## start Dataset excerpts

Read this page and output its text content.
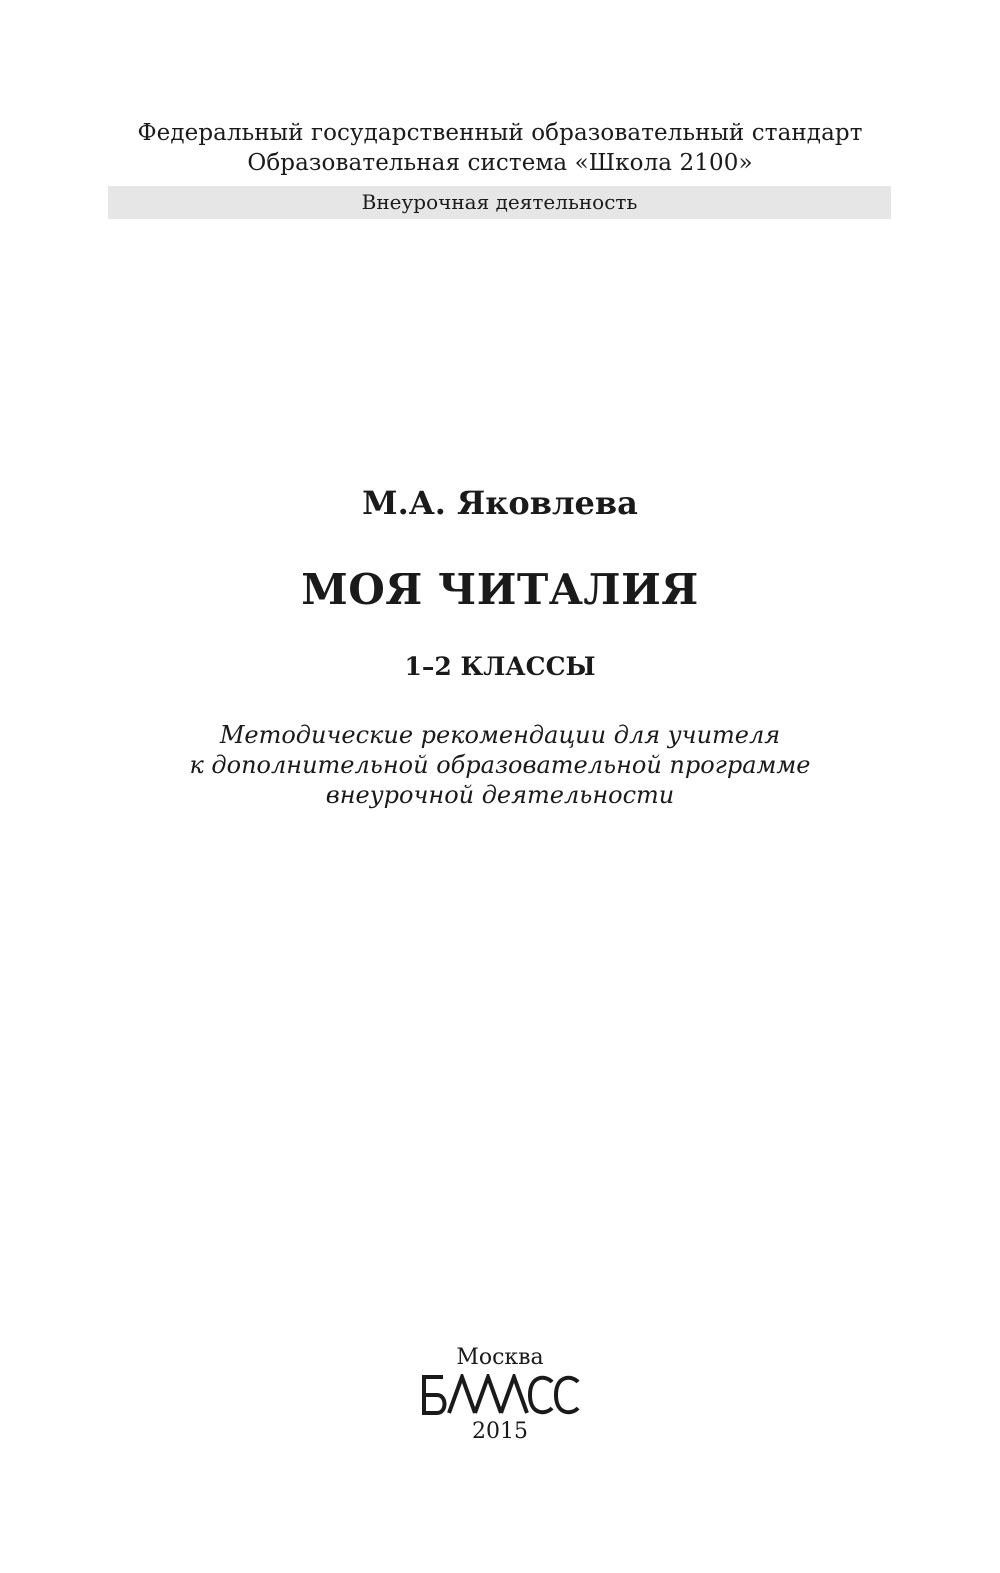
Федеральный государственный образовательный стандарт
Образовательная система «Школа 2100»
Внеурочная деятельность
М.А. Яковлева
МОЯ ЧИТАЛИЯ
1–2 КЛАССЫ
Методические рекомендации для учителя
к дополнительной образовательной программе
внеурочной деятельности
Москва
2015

## end Dataset excerpts
## start Dataset excerpts

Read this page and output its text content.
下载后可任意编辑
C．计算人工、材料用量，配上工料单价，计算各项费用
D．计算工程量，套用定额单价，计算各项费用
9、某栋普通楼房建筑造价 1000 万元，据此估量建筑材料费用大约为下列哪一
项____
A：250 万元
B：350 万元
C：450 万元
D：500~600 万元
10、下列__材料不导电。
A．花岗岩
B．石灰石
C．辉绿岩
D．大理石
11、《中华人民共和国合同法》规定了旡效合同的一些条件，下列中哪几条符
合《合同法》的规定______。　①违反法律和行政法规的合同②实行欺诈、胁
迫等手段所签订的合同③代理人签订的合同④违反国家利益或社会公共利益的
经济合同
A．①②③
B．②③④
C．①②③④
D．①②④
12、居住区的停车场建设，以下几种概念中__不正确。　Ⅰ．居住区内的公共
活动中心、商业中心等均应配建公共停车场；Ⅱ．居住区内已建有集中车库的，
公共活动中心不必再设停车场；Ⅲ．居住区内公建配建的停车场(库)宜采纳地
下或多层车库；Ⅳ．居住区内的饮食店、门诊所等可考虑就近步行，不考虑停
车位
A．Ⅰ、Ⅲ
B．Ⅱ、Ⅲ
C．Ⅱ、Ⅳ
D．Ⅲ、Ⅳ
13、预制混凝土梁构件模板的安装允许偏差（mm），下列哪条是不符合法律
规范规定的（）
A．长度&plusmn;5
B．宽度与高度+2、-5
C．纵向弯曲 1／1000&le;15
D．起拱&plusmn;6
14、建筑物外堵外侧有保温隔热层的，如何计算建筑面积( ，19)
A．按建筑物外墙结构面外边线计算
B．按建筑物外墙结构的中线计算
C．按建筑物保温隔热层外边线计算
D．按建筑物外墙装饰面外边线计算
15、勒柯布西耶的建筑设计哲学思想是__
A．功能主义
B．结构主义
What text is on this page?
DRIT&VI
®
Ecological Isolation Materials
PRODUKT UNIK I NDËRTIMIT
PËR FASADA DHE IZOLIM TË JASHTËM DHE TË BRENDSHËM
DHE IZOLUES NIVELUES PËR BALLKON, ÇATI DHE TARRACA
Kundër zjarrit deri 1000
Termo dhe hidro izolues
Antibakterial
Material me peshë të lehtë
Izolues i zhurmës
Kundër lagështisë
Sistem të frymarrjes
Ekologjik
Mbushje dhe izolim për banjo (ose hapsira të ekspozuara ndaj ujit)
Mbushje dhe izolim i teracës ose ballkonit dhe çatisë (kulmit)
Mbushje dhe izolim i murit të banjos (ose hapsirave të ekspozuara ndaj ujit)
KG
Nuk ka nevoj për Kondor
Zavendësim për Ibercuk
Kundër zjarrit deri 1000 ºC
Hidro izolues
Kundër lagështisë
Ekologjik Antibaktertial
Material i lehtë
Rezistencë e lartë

## end Dataset excerpts
## start Dataset excerpts

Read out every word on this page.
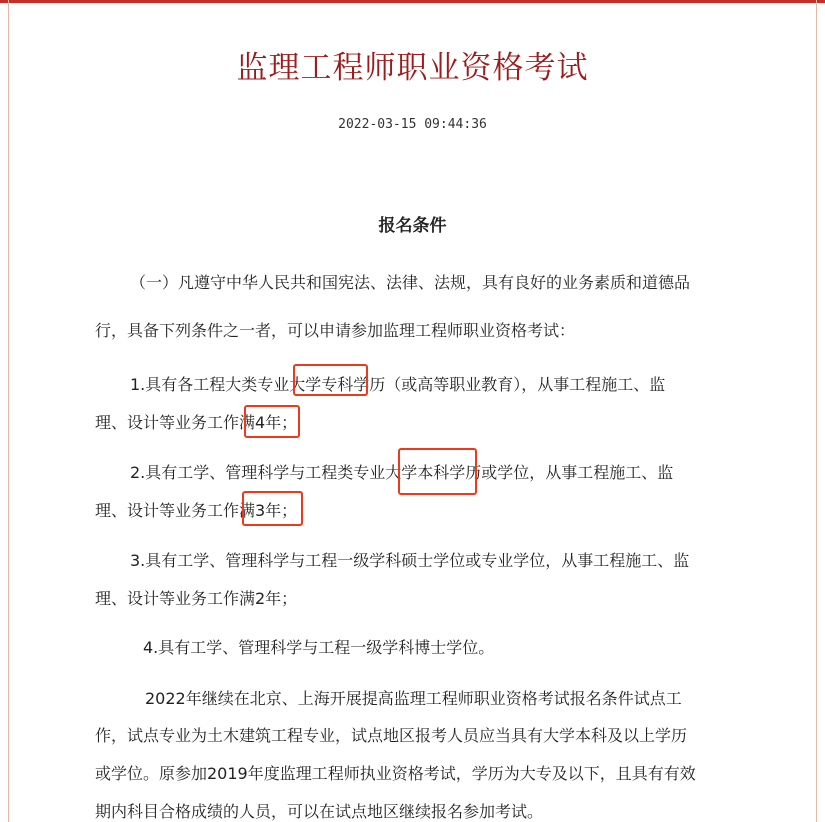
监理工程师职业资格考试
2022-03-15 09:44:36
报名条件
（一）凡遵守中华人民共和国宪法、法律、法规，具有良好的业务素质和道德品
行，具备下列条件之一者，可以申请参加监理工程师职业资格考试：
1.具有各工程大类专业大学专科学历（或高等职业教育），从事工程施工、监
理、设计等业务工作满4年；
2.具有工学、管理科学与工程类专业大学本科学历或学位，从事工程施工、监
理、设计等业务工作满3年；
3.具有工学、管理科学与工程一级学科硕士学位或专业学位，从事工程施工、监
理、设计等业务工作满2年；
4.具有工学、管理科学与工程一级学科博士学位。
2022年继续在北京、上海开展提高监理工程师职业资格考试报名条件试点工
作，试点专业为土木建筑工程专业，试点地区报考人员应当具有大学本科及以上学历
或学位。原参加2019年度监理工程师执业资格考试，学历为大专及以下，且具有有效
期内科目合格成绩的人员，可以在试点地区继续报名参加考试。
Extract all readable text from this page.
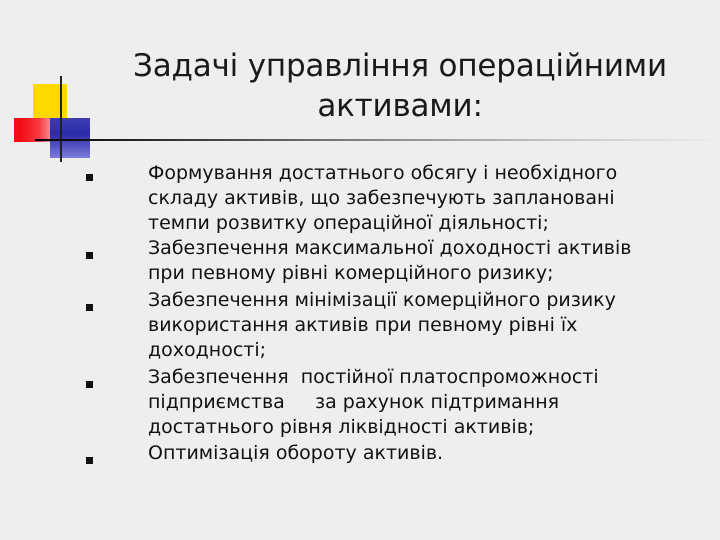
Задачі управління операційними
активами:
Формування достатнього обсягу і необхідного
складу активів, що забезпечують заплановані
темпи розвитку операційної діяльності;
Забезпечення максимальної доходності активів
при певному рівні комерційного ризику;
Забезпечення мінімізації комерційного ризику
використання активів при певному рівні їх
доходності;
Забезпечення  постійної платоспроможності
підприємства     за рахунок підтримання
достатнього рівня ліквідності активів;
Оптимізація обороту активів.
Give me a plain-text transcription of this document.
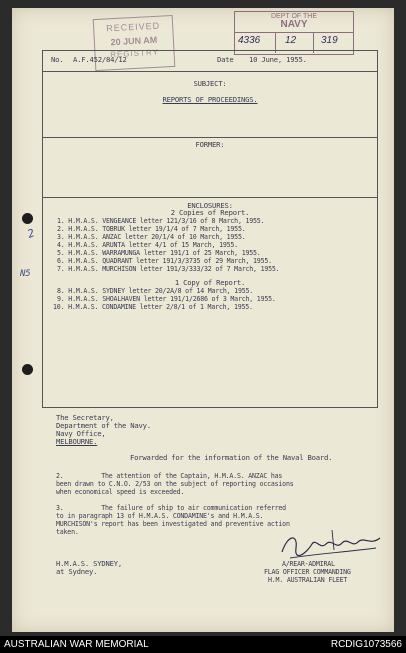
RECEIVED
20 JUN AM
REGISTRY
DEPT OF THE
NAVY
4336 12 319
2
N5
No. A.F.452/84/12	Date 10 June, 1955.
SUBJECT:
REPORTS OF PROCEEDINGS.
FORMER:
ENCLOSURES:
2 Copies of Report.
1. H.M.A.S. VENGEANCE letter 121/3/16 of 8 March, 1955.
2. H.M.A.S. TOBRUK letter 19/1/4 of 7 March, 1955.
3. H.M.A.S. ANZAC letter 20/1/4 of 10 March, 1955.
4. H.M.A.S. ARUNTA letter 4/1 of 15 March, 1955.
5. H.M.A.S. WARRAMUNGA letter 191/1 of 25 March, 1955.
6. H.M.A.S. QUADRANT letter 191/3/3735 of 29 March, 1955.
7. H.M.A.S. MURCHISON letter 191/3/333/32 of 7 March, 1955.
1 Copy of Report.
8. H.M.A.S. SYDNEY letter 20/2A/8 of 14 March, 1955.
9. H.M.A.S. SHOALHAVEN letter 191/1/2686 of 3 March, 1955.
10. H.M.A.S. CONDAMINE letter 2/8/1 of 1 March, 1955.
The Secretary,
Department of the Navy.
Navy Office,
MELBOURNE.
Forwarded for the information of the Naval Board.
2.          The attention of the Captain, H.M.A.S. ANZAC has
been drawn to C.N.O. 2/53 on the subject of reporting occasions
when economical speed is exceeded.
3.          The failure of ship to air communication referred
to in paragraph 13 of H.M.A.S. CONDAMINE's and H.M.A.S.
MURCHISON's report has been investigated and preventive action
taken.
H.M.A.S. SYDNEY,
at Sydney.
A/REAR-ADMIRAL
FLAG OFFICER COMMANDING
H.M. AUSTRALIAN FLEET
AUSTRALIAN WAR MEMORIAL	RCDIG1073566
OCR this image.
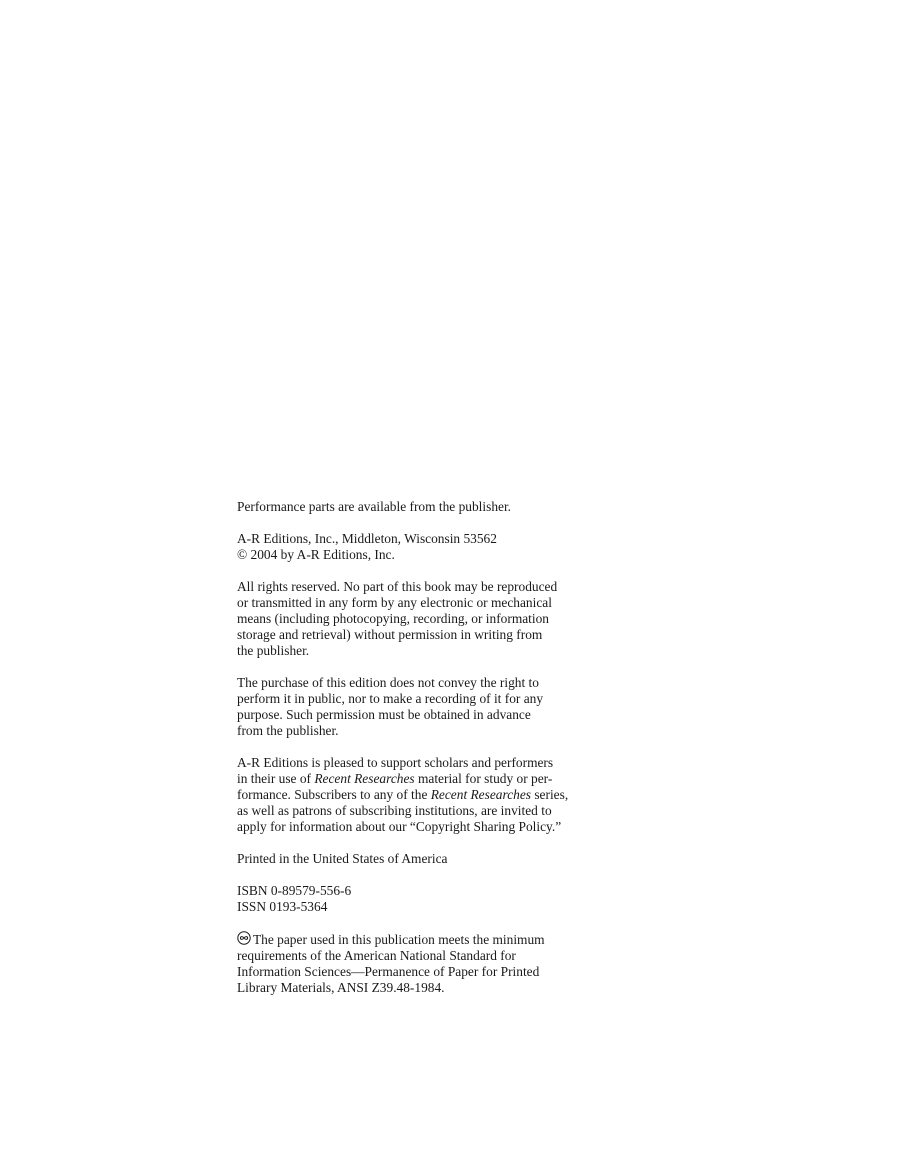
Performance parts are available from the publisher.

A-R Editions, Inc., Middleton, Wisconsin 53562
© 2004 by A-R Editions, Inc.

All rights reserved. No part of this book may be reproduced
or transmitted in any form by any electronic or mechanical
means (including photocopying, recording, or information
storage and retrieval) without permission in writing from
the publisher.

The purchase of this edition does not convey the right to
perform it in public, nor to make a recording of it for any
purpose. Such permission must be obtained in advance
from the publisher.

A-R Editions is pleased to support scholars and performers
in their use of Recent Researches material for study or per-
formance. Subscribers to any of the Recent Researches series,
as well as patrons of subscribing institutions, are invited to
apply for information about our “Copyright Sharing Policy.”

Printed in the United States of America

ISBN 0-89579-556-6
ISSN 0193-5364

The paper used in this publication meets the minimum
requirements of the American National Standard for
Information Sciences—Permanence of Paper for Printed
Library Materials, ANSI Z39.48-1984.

## end Dataset excerpts

* **Written exercise**:
Look through the lines above and collect those with the word "CONDAMINE".

* **Answer to this task**:
10. H.M.A.S. CONDAMINE letter 2/8/1 of 1 March, 1955.
to in paragraph 13 of H.M.A.S. CONDAMINE's and H.M.A.S.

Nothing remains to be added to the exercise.